**** DATASET RECORDS ****
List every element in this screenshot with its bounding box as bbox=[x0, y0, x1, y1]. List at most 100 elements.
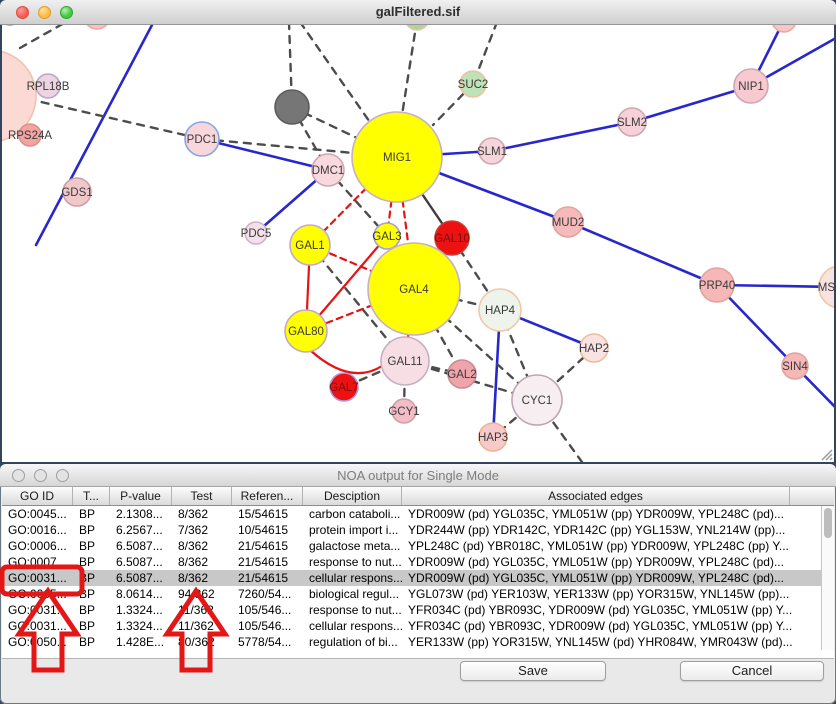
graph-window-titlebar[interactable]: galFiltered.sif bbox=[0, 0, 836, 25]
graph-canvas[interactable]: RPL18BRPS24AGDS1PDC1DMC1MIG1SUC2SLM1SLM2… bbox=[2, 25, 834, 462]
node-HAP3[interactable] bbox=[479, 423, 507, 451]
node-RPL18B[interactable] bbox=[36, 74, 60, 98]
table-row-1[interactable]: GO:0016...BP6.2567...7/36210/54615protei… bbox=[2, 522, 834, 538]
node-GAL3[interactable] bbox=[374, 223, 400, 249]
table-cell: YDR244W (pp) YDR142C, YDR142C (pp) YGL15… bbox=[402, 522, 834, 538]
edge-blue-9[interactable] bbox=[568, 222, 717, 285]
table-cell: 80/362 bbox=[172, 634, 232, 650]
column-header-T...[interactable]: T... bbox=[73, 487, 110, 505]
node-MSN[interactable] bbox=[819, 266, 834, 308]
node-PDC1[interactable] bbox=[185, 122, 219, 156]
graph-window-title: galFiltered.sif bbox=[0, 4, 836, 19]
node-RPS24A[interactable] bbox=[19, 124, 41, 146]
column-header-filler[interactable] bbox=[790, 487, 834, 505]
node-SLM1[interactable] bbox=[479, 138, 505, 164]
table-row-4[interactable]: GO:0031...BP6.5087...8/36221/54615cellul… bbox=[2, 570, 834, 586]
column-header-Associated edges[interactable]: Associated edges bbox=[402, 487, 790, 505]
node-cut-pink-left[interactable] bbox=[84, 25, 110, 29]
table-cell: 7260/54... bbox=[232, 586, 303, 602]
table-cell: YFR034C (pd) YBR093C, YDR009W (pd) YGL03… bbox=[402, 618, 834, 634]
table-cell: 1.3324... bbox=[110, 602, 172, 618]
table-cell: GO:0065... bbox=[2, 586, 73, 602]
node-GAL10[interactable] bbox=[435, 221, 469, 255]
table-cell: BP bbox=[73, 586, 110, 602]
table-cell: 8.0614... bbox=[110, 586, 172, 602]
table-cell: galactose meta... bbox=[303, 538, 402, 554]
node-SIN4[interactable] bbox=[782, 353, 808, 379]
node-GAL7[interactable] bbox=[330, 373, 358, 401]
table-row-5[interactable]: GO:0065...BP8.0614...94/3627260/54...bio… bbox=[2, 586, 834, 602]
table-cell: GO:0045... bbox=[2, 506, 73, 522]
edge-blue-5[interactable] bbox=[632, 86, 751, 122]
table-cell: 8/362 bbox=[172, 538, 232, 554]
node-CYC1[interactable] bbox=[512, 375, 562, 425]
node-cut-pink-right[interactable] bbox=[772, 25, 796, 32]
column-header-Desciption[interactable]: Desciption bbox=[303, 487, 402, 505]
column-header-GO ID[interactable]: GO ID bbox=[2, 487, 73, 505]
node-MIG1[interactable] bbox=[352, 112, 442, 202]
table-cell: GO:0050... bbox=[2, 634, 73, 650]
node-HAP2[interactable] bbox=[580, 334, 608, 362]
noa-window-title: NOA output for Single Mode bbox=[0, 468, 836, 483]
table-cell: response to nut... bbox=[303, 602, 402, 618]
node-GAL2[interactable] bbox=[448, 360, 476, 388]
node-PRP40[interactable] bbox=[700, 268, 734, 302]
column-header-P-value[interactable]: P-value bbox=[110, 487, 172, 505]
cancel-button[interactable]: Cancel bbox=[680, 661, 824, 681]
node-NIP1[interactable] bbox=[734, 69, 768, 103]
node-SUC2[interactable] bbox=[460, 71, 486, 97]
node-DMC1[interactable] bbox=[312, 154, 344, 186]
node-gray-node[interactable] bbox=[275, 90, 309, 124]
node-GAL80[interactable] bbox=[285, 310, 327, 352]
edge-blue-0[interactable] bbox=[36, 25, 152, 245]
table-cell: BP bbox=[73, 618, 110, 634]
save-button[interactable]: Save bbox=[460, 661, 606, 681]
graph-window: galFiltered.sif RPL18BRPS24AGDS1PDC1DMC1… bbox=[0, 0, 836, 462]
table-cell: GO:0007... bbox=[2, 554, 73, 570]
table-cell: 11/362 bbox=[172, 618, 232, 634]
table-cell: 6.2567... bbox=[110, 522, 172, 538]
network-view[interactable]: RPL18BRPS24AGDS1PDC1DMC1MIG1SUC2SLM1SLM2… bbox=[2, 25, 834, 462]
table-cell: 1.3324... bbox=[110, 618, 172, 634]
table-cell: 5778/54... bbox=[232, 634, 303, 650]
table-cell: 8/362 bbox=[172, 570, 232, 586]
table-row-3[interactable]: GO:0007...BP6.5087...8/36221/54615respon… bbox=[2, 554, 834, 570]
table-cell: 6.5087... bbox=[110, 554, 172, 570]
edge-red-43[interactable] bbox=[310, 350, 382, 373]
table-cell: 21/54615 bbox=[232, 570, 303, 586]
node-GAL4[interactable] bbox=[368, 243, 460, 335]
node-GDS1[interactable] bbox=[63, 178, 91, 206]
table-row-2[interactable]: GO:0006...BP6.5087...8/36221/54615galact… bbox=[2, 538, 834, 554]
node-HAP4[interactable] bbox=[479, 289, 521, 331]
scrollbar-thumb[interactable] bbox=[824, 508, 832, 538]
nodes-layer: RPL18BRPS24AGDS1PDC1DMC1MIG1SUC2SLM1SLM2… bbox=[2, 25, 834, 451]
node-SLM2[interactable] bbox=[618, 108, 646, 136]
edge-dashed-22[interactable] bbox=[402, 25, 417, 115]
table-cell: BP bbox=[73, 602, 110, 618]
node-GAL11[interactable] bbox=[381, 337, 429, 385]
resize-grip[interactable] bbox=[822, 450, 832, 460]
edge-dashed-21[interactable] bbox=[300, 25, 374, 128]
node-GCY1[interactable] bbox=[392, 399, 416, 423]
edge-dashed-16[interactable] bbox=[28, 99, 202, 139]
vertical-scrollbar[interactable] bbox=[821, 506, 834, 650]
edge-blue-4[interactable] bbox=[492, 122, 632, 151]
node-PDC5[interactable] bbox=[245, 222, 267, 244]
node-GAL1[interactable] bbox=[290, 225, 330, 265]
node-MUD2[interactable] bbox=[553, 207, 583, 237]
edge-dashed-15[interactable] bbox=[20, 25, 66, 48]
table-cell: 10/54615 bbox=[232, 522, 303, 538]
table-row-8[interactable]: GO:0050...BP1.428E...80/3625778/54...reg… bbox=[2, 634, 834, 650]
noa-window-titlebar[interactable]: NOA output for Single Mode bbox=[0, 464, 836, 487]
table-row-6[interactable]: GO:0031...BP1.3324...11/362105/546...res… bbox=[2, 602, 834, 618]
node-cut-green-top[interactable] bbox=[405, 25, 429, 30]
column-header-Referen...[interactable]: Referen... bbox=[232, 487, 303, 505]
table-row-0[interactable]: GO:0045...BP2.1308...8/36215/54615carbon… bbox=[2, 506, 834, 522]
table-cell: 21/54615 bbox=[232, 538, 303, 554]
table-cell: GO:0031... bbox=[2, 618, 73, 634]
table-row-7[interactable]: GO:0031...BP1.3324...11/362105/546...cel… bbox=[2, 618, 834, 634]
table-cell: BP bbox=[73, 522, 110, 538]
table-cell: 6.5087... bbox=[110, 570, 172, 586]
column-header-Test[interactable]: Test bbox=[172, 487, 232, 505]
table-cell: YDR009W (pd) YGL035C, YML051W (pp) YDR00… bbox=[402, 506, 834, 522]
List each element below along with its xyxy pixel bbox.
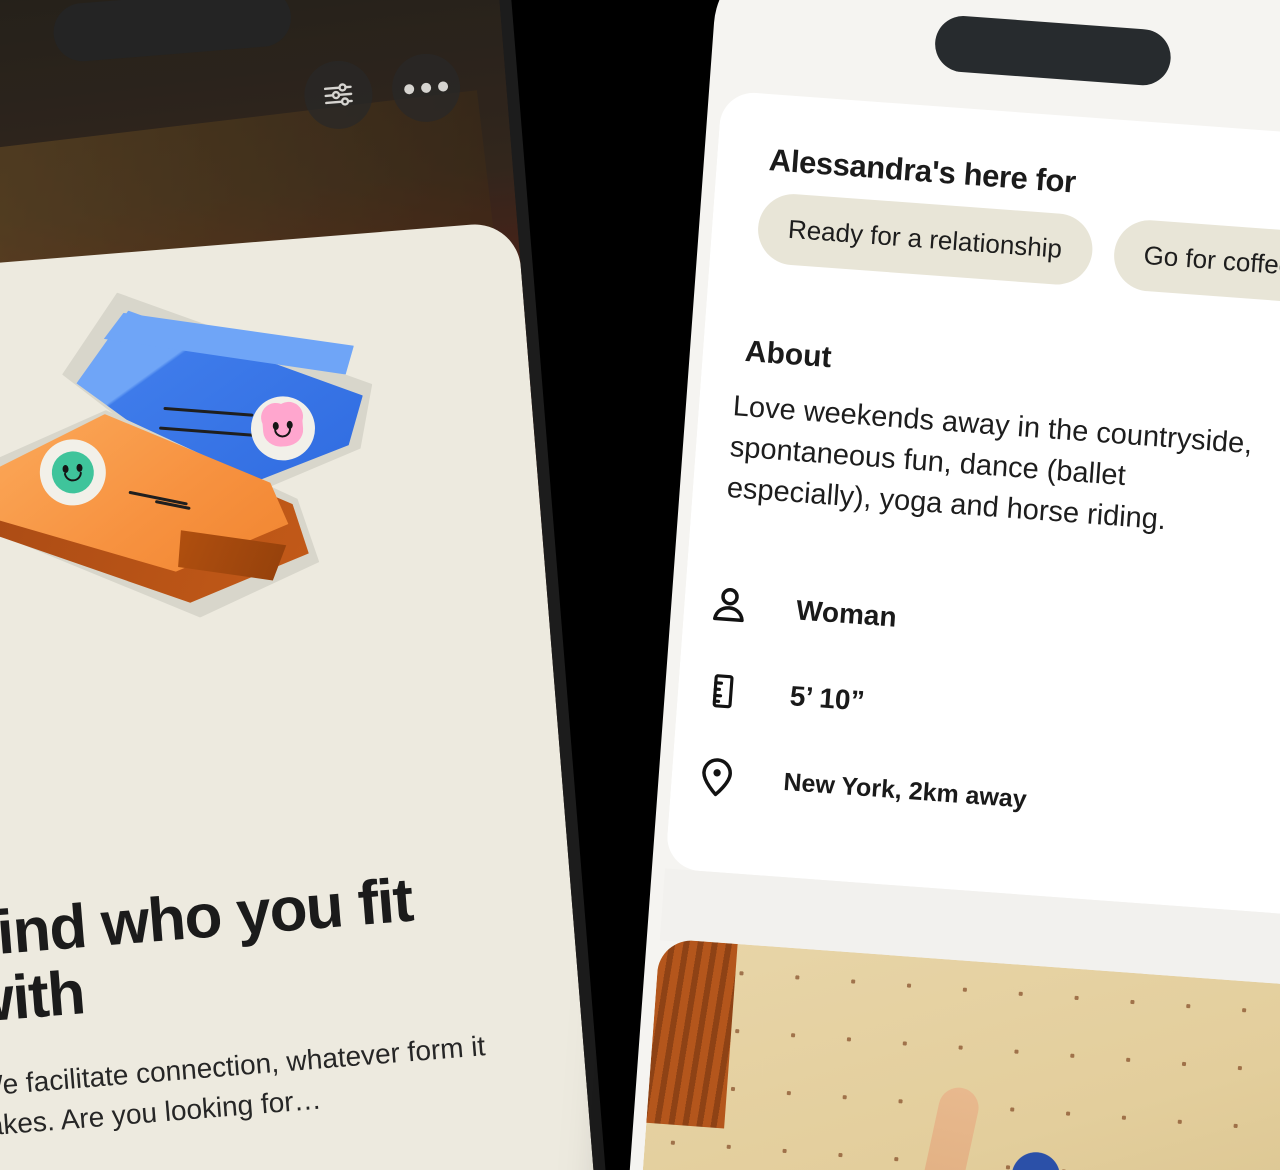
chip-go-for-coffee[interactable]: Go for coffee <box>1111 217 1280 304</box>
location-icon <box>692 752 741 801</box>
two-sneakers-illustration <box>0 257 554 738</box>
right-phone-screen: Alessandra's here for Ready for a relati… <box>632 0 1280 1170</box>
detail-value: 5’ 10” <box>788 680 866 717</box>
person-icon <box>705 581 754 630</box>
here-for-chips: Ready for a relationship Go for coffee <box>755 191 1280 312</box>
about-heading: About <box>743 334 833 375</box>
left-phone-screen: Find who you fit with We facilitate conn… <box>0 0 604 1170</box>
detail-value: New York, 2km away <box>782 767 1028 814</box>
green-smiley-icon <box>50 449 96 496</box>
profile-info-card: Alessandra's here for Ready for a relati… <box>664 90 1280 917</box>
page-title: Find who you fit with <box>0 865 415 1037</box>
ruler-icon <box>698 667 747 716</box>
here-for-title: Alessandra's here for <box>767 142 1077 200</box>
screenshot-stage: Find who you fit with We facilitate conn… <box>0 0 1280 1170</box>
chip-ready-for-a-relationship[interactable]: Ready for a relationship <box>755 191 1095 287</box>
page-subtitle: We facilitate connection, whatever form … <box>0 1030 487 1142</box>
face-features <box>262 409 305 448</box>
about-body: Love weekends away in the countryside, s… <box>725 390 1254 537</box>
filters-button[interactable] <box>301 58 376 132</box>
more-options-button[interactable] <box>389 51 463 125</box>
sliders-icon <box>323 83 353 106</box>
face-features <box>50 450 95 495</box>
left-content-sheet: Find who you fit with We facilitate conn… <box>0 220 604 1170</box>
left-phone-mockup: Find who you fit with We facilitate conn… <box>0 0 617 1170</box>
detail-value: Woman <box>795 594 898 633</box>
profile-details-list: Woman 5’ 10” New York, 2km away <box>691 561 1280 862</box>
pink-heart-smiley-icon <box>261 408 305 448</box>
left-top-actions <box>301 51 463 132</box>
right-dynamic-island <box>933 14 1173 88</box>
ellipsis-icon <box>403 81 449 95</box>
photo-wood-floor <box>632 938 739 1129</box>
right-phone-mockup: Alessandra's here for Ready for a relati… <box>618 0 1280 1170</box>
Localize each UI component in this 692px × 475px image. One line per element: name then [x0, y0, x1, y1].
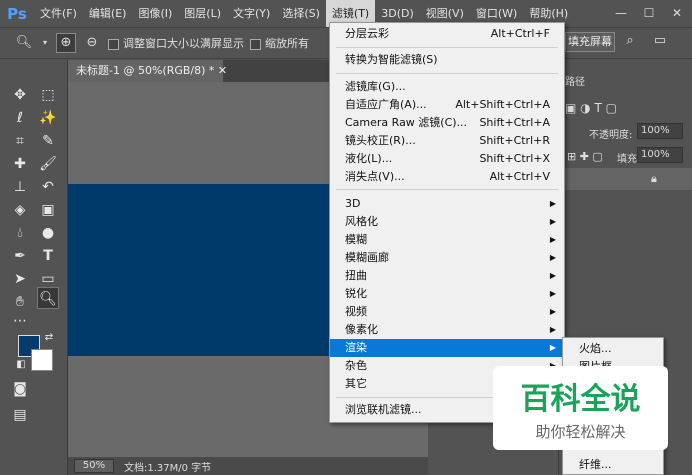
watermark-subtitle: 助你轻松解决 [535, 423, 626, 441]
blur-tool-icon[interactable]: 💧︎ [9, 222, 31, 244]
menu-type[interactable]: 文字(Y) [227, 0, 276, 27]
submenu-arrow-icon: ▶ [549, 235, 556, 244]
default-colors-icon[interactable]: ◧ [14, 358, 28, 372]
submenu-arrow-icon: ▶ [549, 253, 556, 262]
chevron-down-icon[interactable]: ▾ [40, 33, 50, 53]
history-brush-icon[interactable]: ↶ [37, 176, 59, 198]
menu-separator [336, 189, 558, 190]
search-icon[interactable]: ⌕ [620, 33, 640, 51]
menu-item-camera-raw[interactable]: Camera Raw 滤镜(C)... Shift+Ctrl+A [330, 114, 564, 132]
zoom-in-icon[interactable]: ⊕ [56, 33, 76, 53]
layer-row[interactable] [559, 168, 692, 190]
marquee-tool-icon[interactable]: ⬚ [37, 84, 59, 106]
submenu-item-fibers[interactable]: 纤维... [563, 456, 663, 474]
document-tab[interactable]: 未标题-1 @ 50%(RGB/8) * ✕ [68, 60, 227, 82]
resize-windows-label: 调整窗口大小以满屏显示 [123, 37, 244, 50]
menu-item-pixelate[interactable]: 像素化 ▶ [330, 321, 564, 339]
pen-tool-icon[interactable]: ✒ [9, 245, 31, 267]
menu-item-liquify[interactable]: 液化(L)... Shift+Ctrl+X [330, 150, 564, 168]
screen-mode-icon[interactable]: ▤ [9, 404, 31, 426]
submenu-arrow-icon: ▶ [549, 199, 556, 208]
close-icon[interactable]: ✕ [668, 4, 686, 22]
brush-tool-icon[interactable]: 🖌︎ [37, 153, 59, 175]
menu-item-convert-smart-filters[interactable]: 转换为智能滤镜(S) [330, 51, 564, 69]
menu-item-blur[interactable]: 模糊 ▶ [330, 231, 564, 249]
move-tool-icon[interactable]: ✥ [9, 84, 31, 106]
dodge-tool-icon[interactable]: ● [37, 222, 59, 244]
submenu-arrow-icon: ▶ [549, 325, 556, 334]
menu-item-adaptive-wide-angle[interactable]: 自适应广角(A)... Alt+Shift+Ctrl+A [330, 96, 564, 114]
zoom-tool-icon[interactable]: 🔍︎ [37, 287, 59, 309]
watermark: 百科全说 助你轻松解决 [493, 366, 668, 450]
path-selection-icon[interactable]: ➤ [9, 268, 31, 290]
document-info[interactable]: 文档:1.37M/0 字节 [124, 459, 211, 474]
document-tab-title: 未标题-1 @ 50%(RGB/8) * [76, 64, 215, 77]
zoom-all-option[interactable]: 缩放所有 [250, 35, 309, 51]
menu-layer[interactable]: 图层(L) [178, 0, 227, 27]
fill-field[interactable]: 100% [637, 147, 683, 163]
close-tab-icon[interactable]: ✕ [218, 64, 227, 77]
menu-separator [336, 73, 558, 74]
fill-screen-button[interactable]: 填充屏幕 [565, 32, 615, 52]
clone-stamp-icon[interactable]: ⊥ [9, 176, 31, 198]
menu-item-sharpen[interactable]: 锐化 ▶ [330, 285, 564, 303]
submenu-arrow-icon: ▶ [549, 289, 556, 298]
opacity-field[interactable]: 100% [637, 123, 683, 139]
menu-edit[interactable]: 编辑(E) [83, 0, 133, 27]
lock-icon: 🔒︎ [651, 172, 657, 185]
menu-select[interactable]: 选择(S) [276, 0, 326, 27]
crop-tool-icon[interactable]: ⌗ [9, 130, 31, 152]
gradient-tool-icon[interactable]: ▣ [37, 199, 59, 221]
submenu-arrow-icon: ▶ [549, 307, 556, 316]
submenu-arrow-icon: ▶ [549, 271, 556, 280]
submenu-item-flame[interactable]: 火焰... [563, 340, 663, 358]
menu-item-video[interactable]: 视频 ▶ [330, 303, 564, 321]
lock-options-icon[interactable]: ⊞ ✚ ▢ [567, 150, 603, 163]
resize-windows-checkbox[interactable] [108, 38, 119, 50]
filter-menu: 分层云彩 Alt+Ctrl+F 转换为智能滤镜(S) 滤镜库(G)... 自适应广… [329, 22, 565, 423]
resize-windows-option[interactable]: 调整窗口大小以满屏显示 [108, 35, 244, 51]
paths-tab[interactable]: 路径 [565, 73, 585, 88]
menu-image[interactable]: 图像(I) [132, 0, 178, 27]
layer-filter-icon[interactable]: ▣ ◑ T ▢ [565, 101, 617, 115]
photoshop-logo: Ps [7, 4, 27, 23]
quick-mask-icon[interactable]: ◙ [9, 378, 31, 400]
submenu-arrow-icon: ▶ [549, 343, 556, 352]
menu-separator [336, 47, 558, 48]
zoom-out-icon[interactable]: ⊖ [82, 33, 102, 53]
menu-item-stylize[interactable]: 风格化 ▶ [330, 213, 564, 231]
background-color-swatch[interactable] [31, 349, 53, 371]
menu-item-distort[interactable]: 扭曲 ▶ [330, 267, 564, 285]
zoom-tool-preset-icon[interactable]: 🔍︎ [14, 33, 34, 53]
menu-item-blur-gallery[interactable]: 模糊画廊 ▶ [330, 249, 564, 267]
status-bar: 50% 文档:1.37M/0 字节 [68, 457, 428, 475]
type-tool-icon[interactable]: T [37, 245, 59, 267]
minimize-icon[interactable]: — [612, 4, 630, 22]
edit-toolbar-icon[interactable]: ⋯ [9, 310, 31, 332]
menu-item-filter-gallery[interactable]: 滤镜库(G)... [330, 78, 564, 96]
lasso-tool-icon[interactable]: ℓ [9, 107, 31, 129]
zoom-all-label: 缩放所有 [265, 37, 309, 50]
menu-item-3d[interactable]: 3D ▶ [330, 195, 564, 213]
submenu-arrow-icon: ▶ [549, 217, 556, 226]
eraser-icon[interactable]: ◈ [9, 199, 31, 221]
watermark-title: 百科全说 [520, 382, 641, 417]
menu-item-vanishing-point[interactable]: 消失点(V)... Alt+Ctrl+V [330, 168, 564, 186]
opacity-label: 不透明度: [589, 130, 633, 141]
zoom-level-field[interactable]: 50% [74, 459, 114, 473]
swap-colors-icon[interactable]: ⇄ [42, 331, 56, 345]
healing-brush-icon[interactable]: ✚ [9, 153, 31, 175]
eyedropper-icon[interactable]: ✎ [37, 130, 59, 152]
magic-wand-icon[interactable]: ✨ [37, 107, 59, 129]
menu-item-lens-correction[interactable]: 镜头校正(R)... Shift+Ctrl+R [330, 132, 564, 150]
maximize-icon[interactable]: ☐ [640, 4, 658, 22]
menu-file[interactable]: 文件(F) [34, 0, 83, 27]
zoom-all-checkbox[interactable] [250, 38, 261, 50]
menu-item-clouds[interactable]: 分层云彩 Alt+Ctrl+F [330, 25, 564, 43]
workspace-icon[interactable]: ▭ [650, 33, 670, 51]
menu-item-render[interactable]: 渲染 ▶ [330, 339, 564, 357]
****
Reproduce the data verbatim, starting at the line that contains "watermark-subtitle: 助你轻松解决 [535, 423, 626, 441]" and ending after the line that contains "document-tab[interactable]: 未标题-1 @".

watermark-subtitle: 助你轻松解决 [535, 423, 626, 441]
blur-tool-icon[interactable]: 💧︎ [9, 222, 31, 244]
menu-type[interactable]: 文字(Y) [227, 0, 276, 27]
submenu-arrow-icon: ▶ [549, 235, 556, 244]
default-colors-icon[interactable]: ◧ [14, 358, 28, 372]
submenu-arrow-icon: ▶ [549, 253, 556, 262]
chevron-down-icon[interactable]: ▾ [40, 33, 50, 53]
history-brush-icon[interactable]: ↶ [37, 176, 59, 198]
menu-separator [336, 189, 558, 190]
search-icon[interactable]: ⌕ [620, 33, 640, 51]
menu-item-camera-raw[interactable]: Camera Raw 滤镜(C)... Shift+Ctrl+A [330, 114, 564, 132]
zoom-in-icon[interactable]: ⊕ [56, 33, 76, 53]
layer-row[interactable] [559, 168, 692, 190]
marquee-tool-icon[interactable]: ⬚ [37, 84, 59, 106]
submenu-item-fibers[interactable]: 纤维... [563, 456, 663, 474]
document-tab[interactable]: 未标题-1 @ 50%(RGB/8) * ✕ [68, 60, 227, 82]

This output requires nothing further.